Written request: Quote the passage of the film review below starting at "This famous film" and ending at "not meant to.".

Page text:
· · · ·

Blood And Sand 1941 — directed by Reuben Mamoulian. Sports-drama. 125 minutes Color 1941.
★★★★★
The Story: The son of a renowned matador becomes a renowned matador, marries his childhood sweetheart, and throws it all away.
~

Blood And Sand, for its cinemaphotography, won Academy Awards for Ernest Palmer and Ray Rennahan. The film became famous for its beautiful appearance, so general curiosity arose as to how it was done. In a bonus, Richard Crudo, a president of the American Society of Cinemaphotographers teaches us how. Fascinating. Make sure you watch.

This famous film earns five stars because of the bonus accompanying it.

What I learned was how the cinemaphotographers ran the shooting and direction of such films and a lot of what we eventually see. I was ignorant of these matters. I had seen Blood And Sand when it came out in 1941 and years later, and again now, and still I did not notice, and I was not meant to.

· · · ·

(Layout dataset entries)

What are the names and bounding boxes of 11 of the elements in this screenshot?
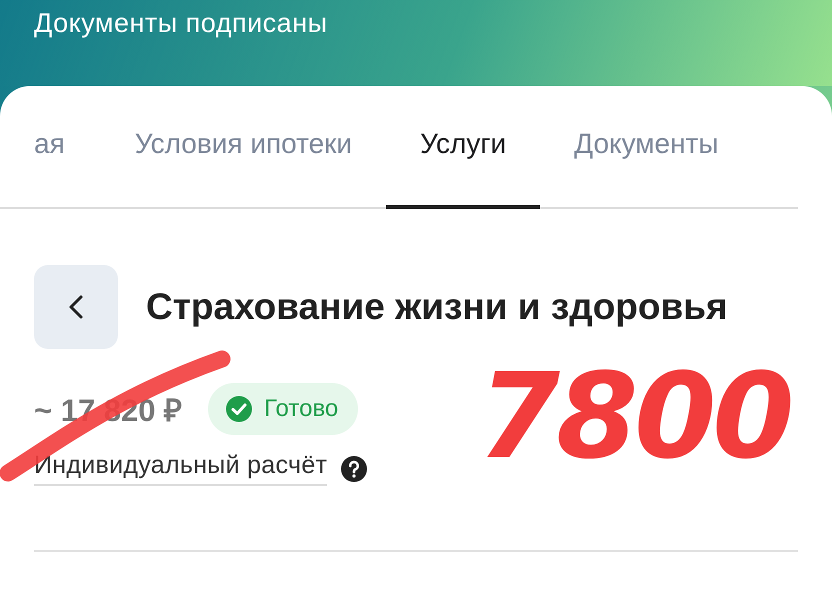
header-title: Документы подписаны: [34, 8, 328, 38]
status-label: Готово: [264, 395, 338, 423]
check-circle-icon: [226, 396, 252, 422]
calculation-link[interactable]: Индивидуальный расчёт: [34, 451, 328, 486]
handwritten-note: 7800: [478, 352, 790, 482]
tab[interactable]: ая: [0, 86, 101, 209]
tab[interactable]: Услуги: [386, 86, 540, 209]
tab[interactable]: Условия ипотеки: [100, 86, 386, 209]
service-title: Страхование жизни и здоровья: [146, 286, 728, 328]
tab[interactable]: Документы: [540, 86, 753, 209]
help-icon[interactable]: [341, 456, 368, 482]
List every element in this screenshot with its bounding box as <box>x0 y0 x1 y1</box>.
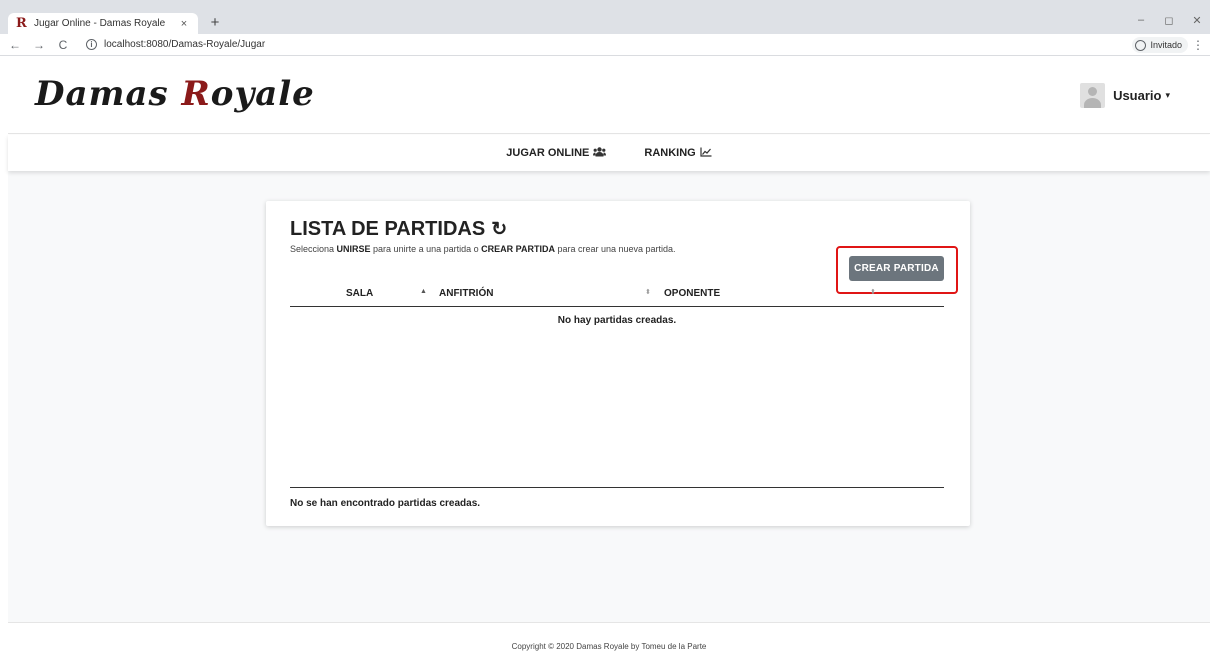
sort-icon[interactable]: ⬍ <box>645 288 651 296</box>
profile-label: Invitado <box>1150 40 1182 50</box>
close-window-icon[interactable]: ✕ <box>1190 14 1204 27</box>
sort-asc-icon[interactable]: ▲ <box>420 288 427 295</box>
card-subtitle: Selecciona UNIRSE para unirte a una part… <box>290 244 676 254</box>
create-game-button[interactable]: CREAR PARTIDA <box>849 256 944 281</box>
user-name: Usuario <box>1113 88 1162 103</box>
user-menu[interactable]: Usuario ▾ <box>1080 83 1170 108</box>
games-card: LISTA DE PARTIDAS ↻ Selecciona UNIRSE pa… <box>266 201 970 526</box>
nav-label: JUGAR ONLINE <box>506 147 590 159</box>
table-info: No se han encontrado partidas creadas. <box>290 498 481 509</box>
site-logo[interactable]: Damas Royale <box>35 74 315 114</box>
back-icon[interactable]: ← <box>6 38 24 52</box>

· · · ·

Answer:
This famous film earns five stars because of the bonus accompanying it.

What I learned was how the cinemaphotographers ran the shooting and direction of such films and a lot of what we eventually see. I was ignorant of these matters. I had seen Blood And Sand when it came out in 1941 and years later, and again now, and still I did not notice, and I was not meant to.